## Given problem
Copy down all of the data underneath, exactly as shown.

## Figure data in JSON
BEGIN

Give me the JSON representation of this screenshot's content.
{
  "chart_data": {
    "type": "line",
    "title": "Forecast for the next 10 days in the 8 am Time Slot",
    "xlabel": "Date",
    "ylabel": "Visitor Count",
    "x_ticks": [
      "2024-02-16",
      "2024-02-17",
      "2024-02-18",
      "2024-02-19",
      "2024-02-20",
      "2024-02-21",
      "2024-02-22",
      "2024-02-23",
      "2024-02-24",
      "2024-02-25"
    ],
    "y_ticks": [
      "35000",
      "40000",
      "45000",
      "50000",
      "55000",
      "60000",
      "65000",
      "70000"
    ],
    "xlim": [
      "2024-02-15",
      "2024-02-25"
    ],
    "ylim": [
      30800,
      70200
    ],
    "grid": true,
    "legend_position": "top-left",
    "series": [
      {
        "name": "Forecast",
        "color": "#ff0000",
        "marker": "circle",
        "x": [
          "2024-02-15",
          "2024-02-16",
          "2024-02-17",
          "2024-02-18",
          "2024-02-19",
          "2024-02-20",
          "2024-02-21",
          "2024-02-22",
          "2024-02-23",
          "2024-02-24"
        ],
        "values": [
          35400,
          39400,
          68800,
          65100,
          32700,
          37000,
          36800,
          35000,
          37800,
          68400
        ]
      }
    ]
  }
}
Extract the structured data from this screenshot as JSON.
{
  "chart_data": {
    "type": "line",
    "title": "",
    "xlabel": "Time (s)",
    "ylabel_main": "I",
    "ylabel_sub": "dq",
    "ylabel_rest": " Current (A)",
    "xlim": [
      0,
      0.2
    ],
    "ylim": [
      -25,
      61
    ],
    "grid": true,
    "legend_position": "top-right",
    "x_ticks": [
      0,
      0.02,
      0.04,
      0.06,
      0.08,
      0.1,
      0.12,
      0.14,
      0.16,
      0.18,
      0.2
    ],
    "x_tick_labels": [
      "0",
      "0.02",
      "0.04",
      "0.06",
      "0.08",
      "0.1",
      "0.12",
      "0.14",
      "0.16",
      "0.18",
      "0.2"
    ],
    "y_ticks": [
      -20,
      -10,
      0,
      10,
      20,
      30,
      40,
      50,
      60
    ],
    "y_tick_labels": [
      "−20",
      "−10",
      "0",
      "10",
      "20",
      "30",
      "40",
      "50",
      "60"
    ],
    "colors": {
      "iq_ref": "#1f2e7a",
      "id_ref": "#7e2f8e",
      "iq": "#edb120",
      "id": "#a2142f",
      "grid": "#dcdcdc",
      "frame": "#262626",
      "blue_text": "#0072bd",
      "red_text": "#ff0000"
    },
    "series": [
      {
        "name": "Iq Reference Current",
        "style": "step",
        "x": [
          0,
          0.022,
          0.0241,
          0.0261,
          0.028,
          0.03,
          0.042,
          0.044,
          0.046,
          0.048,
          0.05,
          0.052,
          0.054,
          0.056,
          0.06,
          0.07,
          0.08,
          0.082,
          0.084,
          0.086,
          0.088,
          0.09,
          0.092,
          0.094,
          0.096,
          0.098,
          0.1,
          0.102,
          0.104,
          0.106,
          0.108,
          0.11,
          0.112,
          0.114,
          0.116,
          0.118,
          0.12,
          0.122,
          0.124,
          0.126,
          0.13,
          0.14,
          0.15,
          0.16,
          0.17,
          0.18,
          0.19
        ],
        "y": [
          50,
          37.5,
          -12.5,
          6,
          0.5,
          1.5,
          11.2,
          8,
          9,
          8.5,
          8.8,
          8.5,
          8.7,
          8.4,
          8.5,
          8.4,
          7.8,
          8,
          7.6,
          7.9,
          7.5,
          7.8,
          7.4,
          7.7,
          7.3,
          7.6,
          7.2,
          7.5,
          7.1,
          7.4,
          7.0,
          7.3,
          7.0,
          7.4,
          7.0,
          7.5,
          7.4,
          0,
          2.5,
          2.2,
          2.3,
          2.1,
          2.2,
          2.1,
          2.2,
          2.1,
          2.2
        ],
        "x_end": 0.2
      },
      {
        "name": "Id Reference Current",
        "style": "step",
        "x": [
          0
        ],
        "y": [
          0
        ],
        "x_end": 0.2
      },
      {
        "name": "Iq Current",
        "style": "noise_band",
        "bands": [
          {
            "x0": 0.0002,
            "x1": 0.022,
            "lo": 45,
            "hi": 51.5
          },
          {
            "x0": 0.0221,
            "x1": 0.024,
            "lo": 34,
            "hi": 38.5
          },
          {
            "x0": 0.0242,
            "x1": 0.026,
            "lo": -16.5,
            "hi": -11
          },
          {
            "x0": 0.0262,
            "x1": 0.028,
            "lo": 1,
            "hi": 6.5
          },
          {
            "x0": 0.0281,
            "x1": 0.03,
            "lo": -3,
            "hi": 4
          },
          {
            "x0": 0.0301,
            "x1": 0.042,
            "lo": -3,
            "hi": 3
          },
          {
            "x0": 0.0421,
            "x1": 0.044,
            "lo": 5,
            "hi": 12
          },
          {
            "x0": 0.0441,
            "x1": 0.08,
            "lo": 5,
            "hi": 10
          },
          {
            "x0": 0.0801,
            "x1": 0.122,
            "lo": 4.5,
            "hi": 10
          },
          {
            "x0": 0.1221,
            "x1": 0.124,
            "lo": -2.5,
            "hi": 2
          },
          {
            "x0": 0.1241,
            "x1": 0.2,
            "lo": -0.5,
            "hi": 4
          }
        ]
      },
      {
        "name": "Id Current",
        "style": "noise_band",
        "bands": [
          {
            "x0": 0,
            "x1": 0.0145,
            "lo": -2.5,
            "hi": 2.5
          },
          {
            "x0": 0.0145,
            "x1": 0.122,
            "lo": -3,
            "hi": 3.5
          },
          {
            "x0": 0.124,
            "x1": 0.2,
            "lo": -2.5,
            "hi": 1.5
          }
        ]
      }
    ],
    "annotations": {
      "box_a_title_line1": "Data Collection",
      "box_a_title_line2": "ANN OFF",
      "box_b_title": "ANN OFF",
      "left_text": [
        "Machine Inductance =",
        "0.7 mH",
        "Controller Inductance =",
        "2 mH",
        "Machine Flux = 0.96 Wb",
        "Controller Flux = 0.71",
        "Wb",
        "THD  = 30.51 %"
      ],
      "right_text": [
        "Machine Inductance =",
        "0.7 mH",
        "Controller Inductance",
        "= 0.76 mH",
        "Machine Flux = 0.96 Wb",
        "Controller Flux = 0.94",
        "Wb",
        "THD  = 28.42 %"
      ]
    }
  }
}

END

## The reply
Give me the JSON representation of this screenshot's content.
{
  "chart_data": {
    "type": "line",
    "title": "Forecast for the next 10 days in the 8 am Time Slot",
    "xlabel": "Date",
    "ylabel": "Visitor Count",
    "x_ticks": [
      "2024-02-16",
      "2024-02-17",
      "2024-02-18",
      "2024-02-19",
      "2024-02-20",
      "2024-02-21",
      "2024-02-22",
      "2024-02-23",
      "2024-02-24",
      "2024-02-25"
    ],
    "y_ticks": [
      "35000",
      "40000",
      "45000",
      "50000",
      "55000",
      "60000",
      "65000",
      "70000"
    ],
    "xlim": [
      "2024-02-15",
      "2024-02-25"
    ],
    "ylim": [
      30800,
      70200
    ],
    "grid": true,
    "legend_position": "top-left",
    "series": [
      {
        "name": "Forecast",
        "color": "#ff0000",
        "marker": "circle",
        "x": [
          "2024-02-15",
          "2024-02-16",
          "2024-02-17",
          "2024-02-18",
          "2024-02-19",
          "2024-02-20",
          "2024-02-21",
          "2024-02-22",
          "2024-02-23",
          "2024-02-24"
        ],
        "values": [
          35400,
          39400,
          68800,
          65100,
          32700,
          37000,
          36800,
          35000,
          37800,
          68400
        ]
      }
    ]
  }
}
Extract the structured data from this screenshot as JSON.
{
  "chart_data": {
    "type": "line",
    "title": "",
    "xlabel": "Time (s)",
    "ylabel_main": "I",
    "ylabel_sub": "dq",
    "ylabel_rest": " Current (A)",
    "xlim": [
      0,
      0.2
    ],
    "ylim": [
      -25,
      61
    ],
    "grid": true,
    "legend_position": "top-right",
    "x_ticks": [
      0,
      0.02,
      0.04,
      0.06,
      0.08,
      0.1,
      0.12,
      0.14,
      0.16,
      0.18,
      0.2
    ],
    "x_tick_labels": [
      "0",
      "0.02",
      "0.04",
      "0.06",
      "0.08",
      "0.1",
      "0.12",
      "0.14",
      "0.16",
      "0.18",
      "0.2"
    ],
    "y_ticks": [
      -20,
      -10,
      0,
      10,
      20,
      30,
      40,
      50,
      60
    ],
    "y_tick_labels": [
      "−20",
      "−10",
      "0",
      "10",
      "20",
      "30",
      "40",
      "50",
      "60"
    ],
    "colors": {
      "iq_ref": "#1f2e7a",
      "id_ref": "#7e2f8e",
      "iq": "#edb120",
      "id": "#a2142f",
      "grid": "#dcdcdc",
      "frame": "#262626",
      "blue_text": "#0072bd",
      "red_text": "#ff0000"
    },
    "series": [
      {
        "name": "Iq Reference Current",
        "style": "step",
        "x": [
          0,
          0.022,
          0.0241,
          0.0261,
          0.028,
          0.03,
          0.042,
          0.044,
          0.046,
          0.048,
          0.05,
          0.052,
          0.054,
          0.056,
          0.06,
          0.07,
          0.08,
          0.082,
          0.084,
          0.086,
          0.088,
          0.09,
          0.092,
          0.094,
          0.096,
          0.098,
          0.1,
          0.102,
          0.104,
          0.106,
          0.108,
          0.11,
          0.112,
          0.114,
          0.116,
          0.118,
          0.12,
          0.122,
          0.124,
          0.126,
          0.13,
          0.14,
          0.15,
          0.16,
          0.17,
          0.18,
          0.19
        ],
        "y": [
          50,
          37.5,
          -12.5,
          6,
          0.5,
          1.5,
          11.2,
          8,
          9,
          8.5,
          8.8,
          8.5,
          8.7,
          8.4,
          8.5,
          8.4,
          7.8,
          8,
          7.6,
          7.9,
          7.5,
          7.8,
          7.4,
          7.7,
          7.3,
          7.6,
          7.2,
          7.5,
          7.1,
          7.4,
          7.0,
          7.3,
          7.0,
          7.4,
          7.0,
          7.5,
          7.4,
          0,
          2.5,
          2.2,
          2.3,
          2.1,
          2.2,
          2.1,
          2.2,
          2.1,
          2.2
        ],
        "x_end": 0.2
      },
      {
        "name": "Id Reference Current",
        "style": "step",
        "x": [
          0
        ],
        "y": [
          0
        ],
        "x_end": 0.2
      },
      {
        "name": "Iq Current",
        "style": "noise_band",
        "bands": [
          {
            "x0": 0.0002,
            "x1": 0.022,
            "lo": 45,
            "hi": 51.5
          },
          {
            "x0": 0.0221,
            "x1": 0.024,
            "lo": 34,
            "hi": 38.5
          },
          {
            "x0": 0.0242,
            "x1": 0.026,
            "lo": -16.5,
            "hi": -11
          },
          {
            "x0": 0.0262,
            "x1": 0.028,
            "lo": 1,
            "hi": 6.5
          },
          {
            "x0": 0.0281,
            "x1": 0.03,
            "lo": -3,
            "hi": 4
          },
          {
            "x0": 0.0301,
            "x1": 0.042,
            "lo": -3,
            "hi": 3
          },
          {
            "x0": 0.0421,
            "x1": 0.044,
            "lo": 5,
            "hi": 12
          },
          {
            "x0": 0.0441,
            "x1": 0.08,
            "lo": 5,
            "hi": 10
          },
          {
            "x0": 0.0801,
            "x1": 0.122,
            "lo": 4.5,
            "hi": 10
          },
          {
            "x0": 0.1221,
            "x1": 0.124,
            "lo": -2.5,
            "hi": 2
          },
          {
            "x0": 0.1241,
            "x1": 0.2,
            "lo": -0.5,
            "hi": 4
          }
        ]
      },
      {
        "name": "Id Current",
        "style": "noise_band",
        "bands": [
          {
            "x0": 0,
            "x1": 0.0145,
            "lo": -2.5,
            "hi": 2.5
          },
          {
            "x0": 0.0145,
            "x1": 0.122,
            "lo": -3,
            "hi": 3.5
          },
          {
            "x0": 0.124,
            "x1": 0.2,
            "lo": -2.5,
            "hi": 1.5
          }
        ]
      }
    ],
    "annotations": {
      "box_a_title_line1": "Data Collection",
      "box_a_title_line2": "ANN OFF",
      "box_b_title": "ANN OFF",
      "left_text": [
        "Machine Inductance =",
        "0.7 mH",
        "Controller Inductance =",
        "2 mH",
        "Machine Flux = 0.96 Wb",
        "Controller Flux = 0.71",
        "Wb",
        "THD  = 30.51 %"
      ],
      "right_text": [
        "Machine Inductance =",
        "0.7 mH",
        "Controller Inductance",
        "= 0.76 mH",
        "Machine Flux = 0.96 Wb",
        "Controller Flux = 0.94",
        "Wb",
        "THD  = 28.42 %"
      ]
    }
  }
}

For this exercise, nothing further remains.